:: RECORD SET ::
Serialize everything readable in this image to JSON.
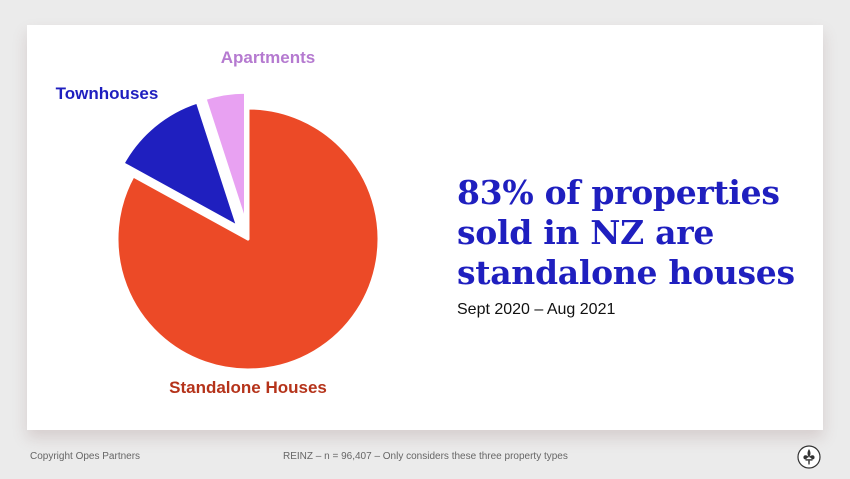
{
  "chart_data": {
    "type": "pie",
    "slices": [
      {
        "label": "Standalone Houses",
        "value": 83,
        "color": "#ec4a27",
        "label_color": "#b5331a",
        "exploded": false
      },
      {
        "label": "Townhouses",
        "value": 12,
        "color": "#1f1fbf",
        "label_color": "#1f1fbf",
        "exploded": true
      },
      {
        "label": "Apartments",
        "value": 5,
        "color": "#e8a1f2",
        "label_color": "#b57ad0",
        "exploded": true
      }
    ]
  },
  "headline": {
    "lines": [
      "83% of properties",
      "sold in NZ are",
      "standalone houses"
    ]
  },
  "subtitle": "Sept 2020 – Aug 2021",
  "footer": {
    "copyright": "Copyright Opes Partners",
    "source": "REINZ – n = 96,407 – Only considers these three property types",
    "logo_icon": "fleur-de-lis-icon"
  }
}
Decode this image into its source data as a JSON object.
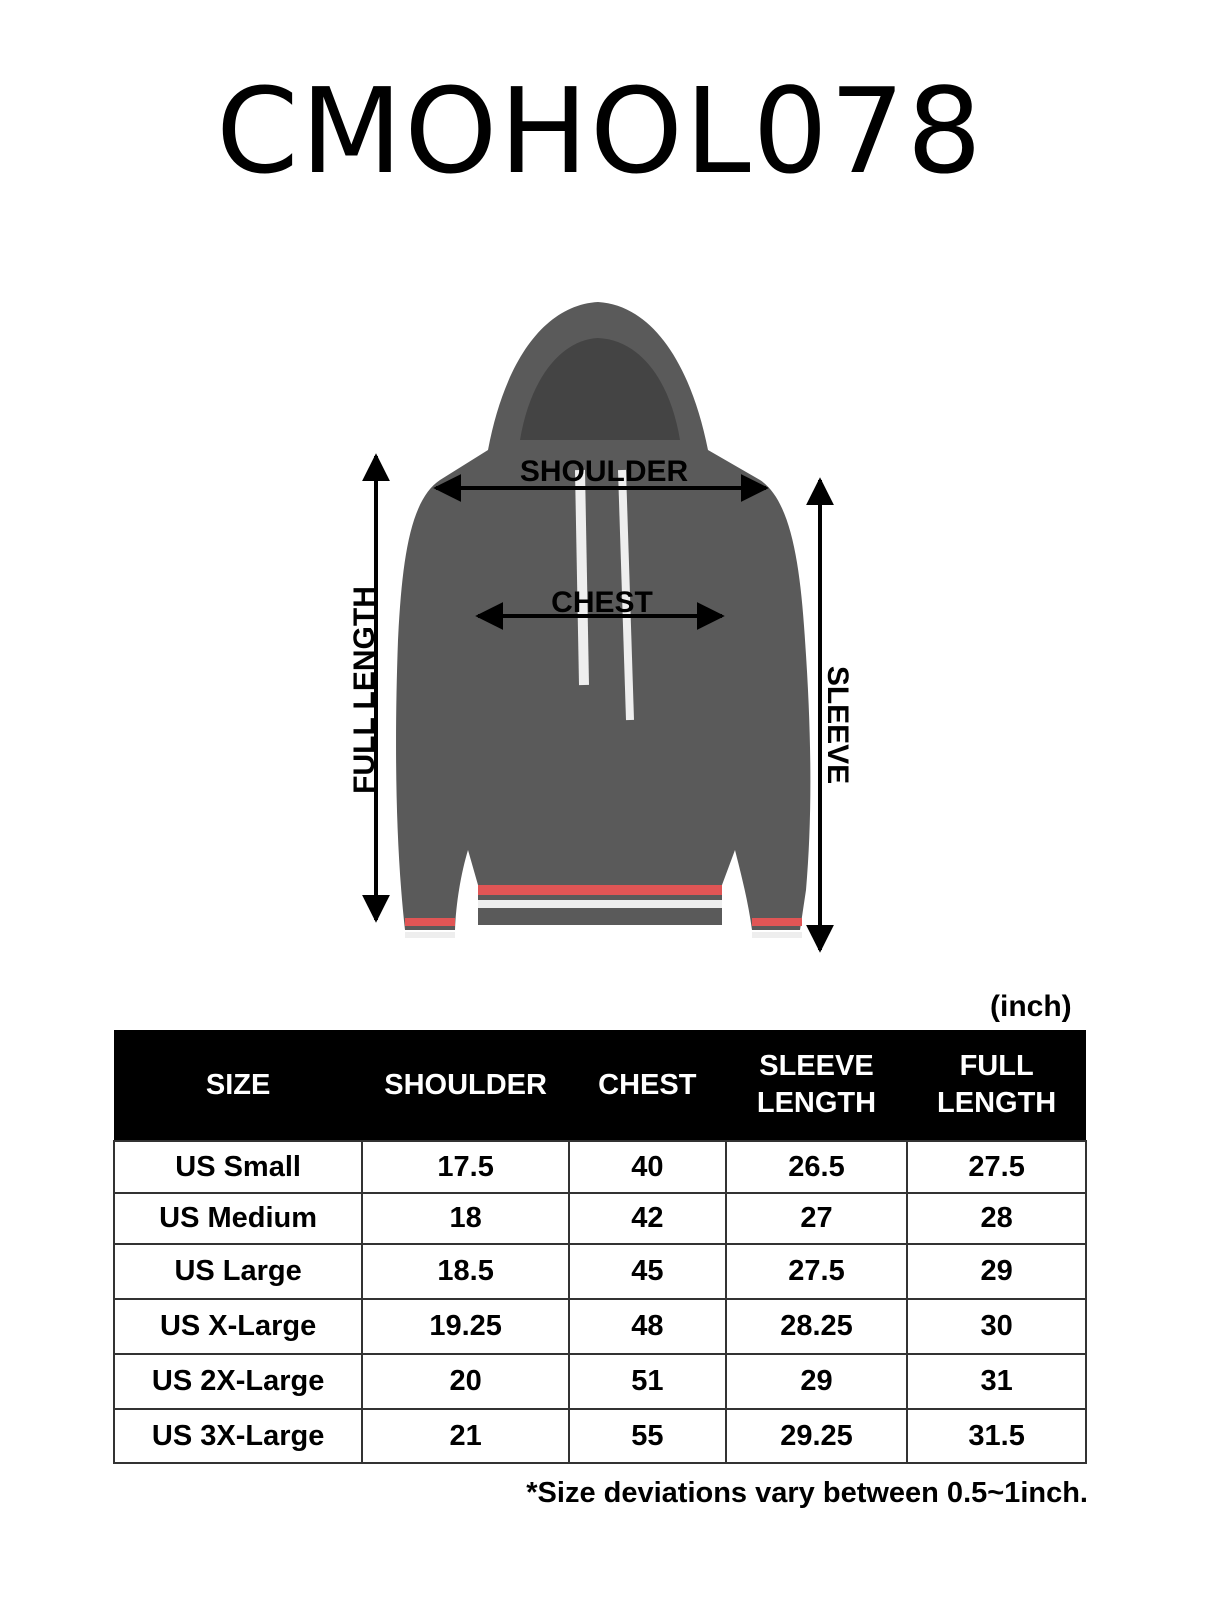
{
  "title": "CMOHOL078",
  "diagram": {
    "labels": {
      "shoulder": "SHOULDER",
      "chest": "CHEST",
      "full_length": "FULL LENGTH",
      "sleeve": "SLEEVE"
    },
    "garment_color": "#5a5a5a",
    "trim_color": "#e05555"
  },
  "unit": "(inch)",
  "table": {
    "headers": [
      [
        "SIZE"
      ],
      [
        "SHOULDER"
      ],
      [
        "CHEST"
      ],
      [
        "SLEEVE",
        "LENGTH"
      ],
      [
        "FULL",
        "LENGTH"
      ]
    ],
    "rows": [
      [
        "US Small",
        "17.5",
        "40",
        "26.5",
        "27.5"
      ],
      [
        "US Medium",
        "18",
        "42",
        "27",
        "28"
      ],
      [
        "US Large",
        "18.5",
        "45",
        "27.5",
        "29"
      ],
      [
        "US X-Large",
        "19.25",
        "48",
        "28.25",
        "30"
      ],
      [
        "US 2X-Large",
        "20",
        "51",
        "29",
        "31"
      ],
      [
        "US 3X-Large",
        "21",
        "55",
        "29.25",
        "31.5"
      ]
    ]
  },
  "note": "*Size deviations vary between 0.5~1inch."
}
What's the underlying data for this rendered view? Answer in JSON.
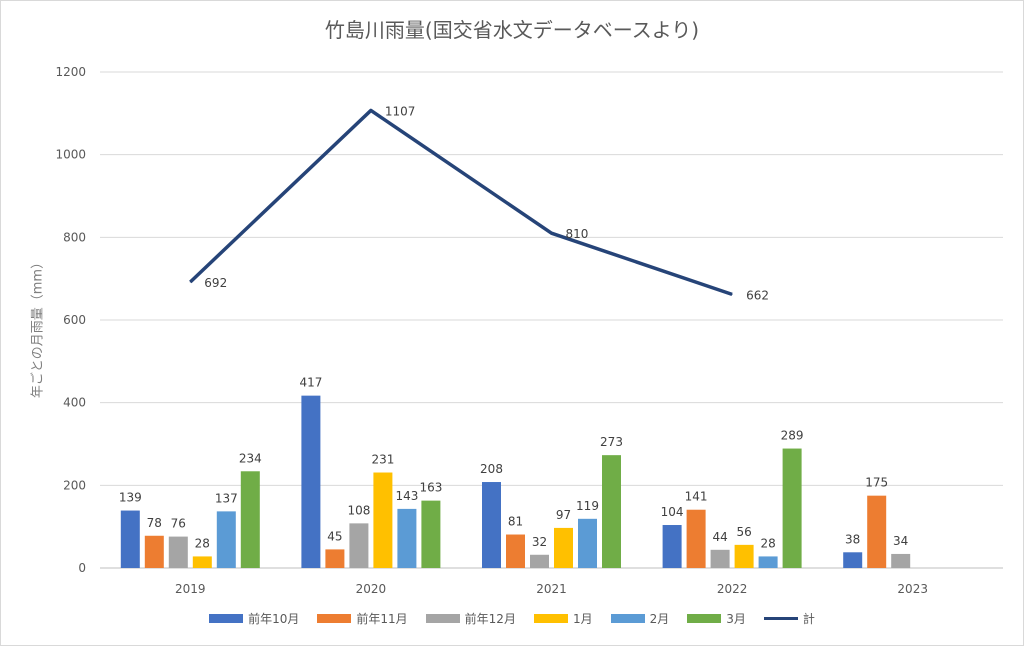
{
  "chart_data": {
    "type": "bar",
    "title": "竹島川雨量(国交省水文データベースより)",
    "ylabel": "年ごとの月雨量（mm）",
    "xlabel": "",
    "ylim": [
      0,
      1200
    ],
    "yticks": [
      0,
      200,
      400,
      600,
      800,
      1000,
      1200
    ],
    "categories": [
      "2019",
      "2020",
      "2021",
      "2022",
      "2023"
    ],
    "series": [
      {
        "name": "前年10月",
        "color": "#4472C4",
        "values": [
          139,
          417,
          208,
          104,
          38
        ]
      },
      {
        "name": "前年11月",
        "color": "#ED7D31",
        "values": [
          78,
          45,
          81,
          141,
          175
        ]
      },
      {
        "name": "前年12月",
        "color": "#A5A5A5",
        "values": [
          76,
          108,
          32,
          44,
          34
        ]
      },
      {
        "name": "1月",
        "color": "#FFC000",
        "values": [
          28,
          231,
          97,
          56,
          null
        ]
      },
      {
        "name": "2月",
        "color": "#5B9BD5",
        "values": [
          137,
          143,
          119,
          28,
          null
        ]
      },
      {
        "name": "3月",
        "color": "#70AD47",
        "values": [
          234,
          163,
          273,
          289,
          null
        ]
      }
    ],
    "line_series": {
      "name": "計",
      "color": "#264478",
      "values": [
        692,
        1107,
        810,
        662,
        null
      ]
    },
    "grid": true,
    "legend_position": "bottom"
  }
}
:::
● PROBLEM TO SOLVE
Your task is to pick out every line with the string "JSON" and copy it.

● ANSWER TO THIS EXERCISE
Serialize everything readable in this image to JSON.
Decode this image into its source data as a JSON object.
What's the underlying data for this rendered view? Answer in JSON.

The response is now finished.